§ Aim of the exercise: All entries below are to be set down again, identical to the source.

## begin Data entries

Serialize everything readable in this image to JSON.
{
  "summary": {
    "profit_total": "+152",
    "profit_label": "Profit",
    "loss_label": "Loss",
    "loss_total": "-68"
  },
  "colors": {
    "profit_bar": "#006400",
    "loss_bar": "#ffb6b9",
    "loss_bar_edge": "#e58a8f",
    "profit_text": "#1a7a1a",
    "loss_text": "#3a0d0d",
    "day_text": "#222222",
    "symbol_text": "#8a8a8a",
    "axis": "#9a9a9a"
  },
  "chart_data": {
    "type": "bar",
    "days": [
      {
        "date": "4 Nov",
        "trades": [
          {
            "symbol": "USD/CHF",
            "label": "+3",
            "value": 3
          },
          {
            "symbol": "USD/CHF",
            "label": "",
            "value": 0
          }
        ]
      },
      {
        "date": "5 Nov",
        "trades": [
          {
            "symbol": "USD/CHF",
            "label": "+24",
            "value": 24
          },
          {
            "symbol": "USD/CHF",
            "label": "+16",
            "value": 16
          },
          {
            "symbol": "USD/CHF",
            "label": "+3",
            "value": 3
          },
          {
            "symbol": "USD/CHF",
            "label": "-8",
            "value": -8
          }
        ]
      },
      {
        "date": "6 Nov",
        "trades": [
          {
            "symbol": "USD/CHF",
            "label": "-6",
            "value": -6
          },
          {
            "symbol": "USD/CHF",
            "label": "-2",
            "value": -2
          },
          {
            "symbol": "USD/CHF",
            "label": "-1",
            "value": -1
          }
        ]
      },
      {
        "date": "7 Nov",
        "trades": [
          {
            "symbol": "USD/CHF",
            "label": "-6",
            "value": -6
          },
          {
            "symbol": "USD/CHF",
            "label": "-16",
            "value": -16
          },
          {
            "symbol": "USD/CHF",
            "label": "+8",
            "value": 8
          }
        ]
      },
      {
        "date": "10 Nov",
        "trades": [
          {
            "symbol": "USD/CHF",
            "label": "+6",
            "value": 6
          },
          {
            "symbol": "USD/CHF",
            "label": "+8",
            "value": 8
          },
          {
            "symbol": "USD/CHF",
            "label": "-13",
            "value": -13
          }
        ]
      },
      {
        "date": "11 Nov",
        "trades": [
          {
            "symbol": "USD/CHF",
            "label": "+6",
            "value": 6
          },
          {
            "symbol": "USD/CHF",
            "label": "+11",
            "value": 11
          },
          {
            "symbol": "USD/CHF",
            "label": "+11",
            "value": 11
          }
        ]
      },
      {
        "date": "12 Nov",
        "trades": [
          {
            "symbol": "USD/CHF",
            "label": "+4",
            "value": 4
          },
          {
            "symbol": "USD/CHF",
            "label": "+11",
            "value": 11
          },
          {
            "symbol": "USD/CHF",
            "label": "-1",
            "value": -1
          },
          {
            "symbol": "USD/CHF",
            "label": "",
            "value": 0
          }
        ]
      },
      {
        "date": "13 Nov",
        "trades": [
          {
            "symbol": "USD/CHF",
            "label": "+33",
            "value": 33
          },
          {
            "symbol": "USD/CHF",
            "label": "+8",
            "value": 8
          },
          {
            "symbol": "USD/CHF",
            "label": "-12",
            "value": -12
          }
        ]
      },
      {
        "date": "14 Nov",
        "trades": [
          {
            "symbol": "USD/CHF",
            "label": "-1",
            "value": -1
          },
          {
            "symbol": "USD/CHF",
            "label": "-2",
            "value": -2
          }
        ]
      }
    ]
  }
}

## end Data entries

§ Solution:
Serialize everything readable in this image to JSON.
{
  "summary": {
    "profit_total": "+152",
    "profit_label": "Profit",
    "loss_label": "Loss",
    "loss_total": "-68"
  },
  "colors": {
    "profit_bar": "#006400",
    "loss_bar": "#ffb6b9",
    "loss_bar_edge": "#e58a8f",
    "profit_text": "#1a7a1a",
    "loss_text": "#3a0d0d",
    "day_text": "#222222",
    "symbol_text": "#8a8a8a",
    "axis": "#9a9a9a"
  },
  "chart_data": {
    "type": "bar",
    "days": [
      {
        "date": "4 Nov",
        "trades": [
          {
            "symbol": "USD/CHF",
            "label": "+3",
            "value": 3
          },
          {
            "symbol": "USD/CHF",
            "label": "",
            "value": 0
          }
        ]
      },
      {
        "date": "5 Nov",
        "trades": [
          {
            "symbol": "USD/CHF",
            "label": "+24",
            "value": 24
          },
          {
            "symbol": "USD/CHF",
            "label": "+16",
            "value": 16
          },
          {
            "symbol": "USD/CHF",
            "label": "+3",
            "value": 3
          },
          {
            "symbol": "USD/CHF",
            "label": "-8",
            "value": -8
          }
        ]
      },
      {
        "date": "6 Nov",
        "trades": [
          {
            "symbol": "USD/CHF",
            "label": "-6",
            "value": -6
          },
          {
            "symbol": "USD/CHF",
            "label": "-2",
            "value": -2
          },
          {
            "symbol": "USD/CHF",
            "label": "-1",
            "value": -1
          }
        ]
      },
      {
        "date": "7 Nov",
        "trades": [
          {
            "symbol": "USD/CHF",
            "label": "-6",
            "value": -6
          },
          {
            "symbol": "USD/CHF",
            "label": "-16",
            "value": -16
          },
          {
            "symbol": "USD/CHF",
            "label": "+8",
            "value": 8
          }
        ]
      },
      {
        "date": "10 Nov",
        "trades": [
          {
            "symbol": "USD/CHF",
            "label": "+6",
            "value": 6
          },
          {
            "symbol": "USD/CHF",
            "label": "+8",
            "value": 8
          },
          {
            "symbol": "USD/CHF",
            "label": "-13",
            "value": -13
          }
        ]
      },
      {
        "date": "11 Nov",
        "trades": [
          {
            "symbol": "USD/CHF",
            "label": "+6",
            "value": 6
          },
          {
            "symbol": "USD/CHF",
            "label": "+11",
            "value": 11
          },
          {
            "symbol": "USD/CHF",
            "label": "+11",
            "value": 11
          }
        ]
      },
      {
        "date": "12 Nov",
        "trades": [
          {
            "symbol": "USD/CHF",
            "label": "+4",
            "value": 4
          },
          {
            "symbol": "USD/CHF",
            "label": "+11",
            "value": 11
          },
          {
            "symbol": "USD/CHF",
            "label": "-1",
            "value": -1
          },
          {
            "symbol": "USD/CHF",
            "label": "",
            "value": 0
          }
        ]
      },
      {
        "date": "13 Nov",
        "trades": [
          {
            "symbol": "USD/CHF",
            "label": "+33",
            "value": 33
          },
          {
            "symbol": "USD/CHF",
            "label": "+8",
            "value": 8
          },
          {
            "symbol": "USD/CHF",
            "label": "-12",
            "value": -12
          }
        ]
      },
      {
        "date": "14 Nov",
        "trades": [
          {
            "symbol": "USD/CHF",
            "label": "-1",
            "value": -1
          },
          {
            "symbol": "USD/CHF",
            "label": "-2",
            "value": -2
          }
        ]
      }
    ]
  }
}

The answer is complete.